▶ _Your assignment_:
Look through the records and copy every line in which "this" appears.

▶ _Material supplied_:
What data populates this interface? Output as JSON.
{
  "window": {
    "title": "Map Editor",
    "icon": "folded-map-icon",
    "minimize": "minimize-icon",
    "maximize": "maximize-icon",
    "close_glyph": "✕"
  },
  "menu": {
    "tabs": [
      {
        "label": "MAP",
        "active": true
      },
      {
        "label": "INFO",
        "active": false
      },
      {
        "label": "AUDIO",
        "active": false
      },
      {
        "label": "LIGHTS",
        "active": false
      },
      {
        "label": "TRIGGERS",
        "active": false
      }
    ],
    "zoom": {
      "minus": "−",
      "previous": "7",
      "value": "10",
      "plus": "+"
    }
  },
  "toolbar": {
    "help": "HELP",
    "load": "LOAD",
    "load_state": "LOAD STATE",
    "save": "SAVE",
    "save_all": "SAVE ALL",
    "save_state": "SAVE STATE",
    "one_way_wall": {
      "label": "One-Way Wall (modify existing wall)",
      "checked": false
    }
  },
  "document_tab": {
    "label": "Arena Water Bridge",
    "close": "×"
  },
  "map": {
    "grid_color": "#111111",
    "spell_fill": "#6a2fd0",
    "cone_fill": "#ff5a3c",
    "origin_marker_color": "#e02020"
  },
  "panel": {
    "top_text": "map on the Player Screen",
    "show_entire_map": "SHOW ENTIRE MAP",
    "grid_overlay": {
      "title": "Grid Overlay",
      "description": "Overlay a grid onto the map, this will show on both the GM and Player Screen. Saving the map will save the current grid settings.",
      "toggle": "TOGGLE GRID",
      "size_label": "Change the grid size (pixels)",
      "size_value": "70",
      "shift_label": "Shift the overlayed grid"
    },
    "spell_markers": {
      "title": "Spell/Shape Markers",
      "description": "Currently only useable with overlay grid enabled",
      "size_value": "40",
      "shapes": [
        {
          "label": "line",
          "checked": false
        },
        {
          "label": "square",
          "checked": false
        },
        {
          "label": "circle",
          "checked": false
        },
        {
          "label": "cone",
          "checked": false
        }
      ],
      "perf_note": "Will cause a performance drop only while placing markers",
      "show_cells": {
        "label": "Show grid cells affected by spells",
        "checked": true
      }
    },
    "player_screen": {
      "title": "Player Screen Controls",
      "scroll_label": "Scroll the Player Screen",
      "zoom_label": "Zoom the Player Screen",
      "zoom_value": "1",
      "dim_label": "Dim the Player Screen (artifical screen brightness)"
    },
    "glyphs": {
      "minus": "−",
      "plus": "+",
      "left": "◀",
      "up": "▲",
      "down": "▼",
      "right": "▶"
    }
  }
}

▶ _Output below_:
What data populates this interface? Output as JSON.
      "description": "Overlay a grid onto the map, this will show on both the GM and Player Screen. Saving the map will save the current grid settings.",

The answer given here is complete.